Reproduce the listing verbatim.

* Start *

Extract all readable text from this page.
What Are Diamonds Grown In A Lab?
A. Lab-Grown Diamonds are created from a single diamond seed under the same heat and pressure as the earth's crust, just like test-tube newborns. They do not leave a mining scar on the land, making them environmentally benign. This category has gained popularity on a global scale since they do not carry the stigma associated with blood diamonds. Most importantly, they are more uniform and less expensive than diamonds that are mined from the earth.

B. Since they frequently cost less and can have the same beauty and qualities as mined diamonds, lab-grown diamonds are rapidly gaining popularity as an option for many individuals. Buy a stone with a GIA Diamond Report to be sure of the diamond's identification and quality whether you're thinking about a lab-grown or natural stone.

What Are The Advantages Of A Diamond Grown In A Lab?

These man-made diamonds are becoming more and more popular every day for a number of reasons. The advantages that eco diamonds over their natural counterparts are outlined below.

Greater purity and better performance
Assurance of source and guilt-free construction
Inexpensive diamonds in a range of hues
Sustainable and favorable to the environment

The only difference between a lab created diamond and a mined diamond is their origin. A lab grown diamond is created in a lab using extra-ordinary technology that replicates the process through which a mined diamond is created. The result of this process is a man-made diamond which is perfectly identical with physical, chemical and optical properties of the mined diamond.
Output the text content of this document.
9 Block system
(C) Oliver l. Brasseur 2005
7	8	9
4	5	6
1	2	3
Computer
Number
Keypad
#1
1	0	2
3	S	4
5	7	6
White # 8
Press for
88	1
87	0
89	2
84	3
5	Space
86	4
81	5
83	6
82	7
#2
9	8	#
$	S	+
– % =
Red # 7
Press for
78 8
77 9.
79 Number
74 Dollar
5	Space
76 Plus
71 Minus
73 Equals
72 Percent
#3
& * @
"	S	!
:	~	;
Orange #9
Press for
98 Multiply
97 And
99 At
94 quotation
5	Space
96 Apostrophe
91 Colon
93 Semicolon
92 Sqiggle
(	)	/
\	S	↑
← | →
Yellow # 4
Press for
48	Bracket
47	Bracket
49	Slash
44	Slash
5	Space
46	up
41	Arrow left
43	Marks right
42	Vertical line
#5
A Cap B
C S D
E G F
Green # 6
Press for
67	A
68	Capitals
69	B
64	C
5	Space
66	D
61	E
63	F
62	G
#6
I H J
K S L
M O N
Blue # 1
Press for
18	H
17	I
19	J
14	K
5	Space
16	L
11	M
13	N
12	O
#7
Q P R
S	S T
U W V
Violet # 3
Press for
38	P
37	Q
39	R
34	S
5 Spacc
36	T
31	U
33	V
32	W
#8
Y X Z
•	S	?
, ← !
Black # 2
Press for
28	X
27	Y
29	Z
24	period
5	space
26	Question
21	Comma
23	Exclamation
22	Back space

* End *

● TASK ANSWER:
Extract all readable text from this page.
What Are Diamonds Grown In A Lab?
A. Lab-Grown Diamonds are created from a single diamond seed under the same heat and pressure as the earth's crust, just like test-tube newborns. They do not leave a mining scar on the land, making them environmentally benign. This category has gained popularity on a global scale since they do not carry the stigma associated with blood diamonds. Most importantly, they are more uniform and less expensive than diamonds that are mined from the earth.

B. Since they frequently cost less and can have the same beauty and qualities as mined diamonds, lab-grown diamonds are rapidly gaining popularity as an option for many individuals. Buy a stone with a GIA Diamond Report to be sure of the diamond's identification and quality whether you're thinking about a lab-grown or natural stone.

What Are The Advantages Of A Diamond Grown In A Lab?

These man-made diamonds are becoming more and more popular every day for a number of reasons. The advantages that eco diamonds over their natural counterparts are outlined below.

Greater purity and better performance
Assurance of source and guilt-free construction
Inexpensive diamonds in a range of hues
Sustainable and favorable to the environment

The only difference between a lab created diamond and a mined diamond is their origin. A lab grown diamond is created in a lab using extra-ordinary technology that replicates the process through which a mined diamond is created. The result of this process is a man-made diamond which is perfectly identical with physical, chemical and optical properties of the mined diamond.
Output the text content of this document.
9 Block system
(C) Oliver l. Brasseur 2005
7	8	9
4	5	6
1	2	3
Computer
Number
Keypad
#1
1	0	2
3	S	4
5	7	6
White # 8
Press for
88	1
87	0
89	2
84	3
5	Space
86	4
81	5
83	6
82	7
#2
9	8	#
$	S	+
– % =
Red # 7
Press for
78 8
77 9.
79 Number
74 Dollar
5	Space
76 Plus
71 Minus
73 Equals
72 Percent
#3
& * @
"	S	!
:	~	;
Orange #9
Press for
98 Multiply
97 And
99 At
94 quotation
5	Space
96 Apostrophe
91 Colon
93 Semicolon
92 Sqiggle
(	)	/
\	S	↑
← | →
Yellow # 4
Press for
48	Bracket
47	Bracket
49	Slash
44	Slash
5	Space
46	up
41	Arrow left
43	Marks right
42	Vertical line
#5
A Cap B
C S D
E G F
Green # 6
Press for
67	A
68	Capitals
69	B
64	C
5	Space
66	D
61	E
63	F
62	G
#6
I H J
K S L
M O N
Blue # 1
Press for
18	H
17	I
19	J
14	K
5	Space
16	L
11	M
13	N
12	O
#7
Q P R
S	S T
U W V
Violet # 3
Press for
38	P
37	Q
39	R
34	S
5 Spacc
36	T
31	U
33	V
32	W
#8
Y X Z
•	S	?
, ← !
Black # 2
Press for
28	X
27	Y
29	Z
24	period
5	space
26	Question
21	Comma
23	Exclamation
22	Back space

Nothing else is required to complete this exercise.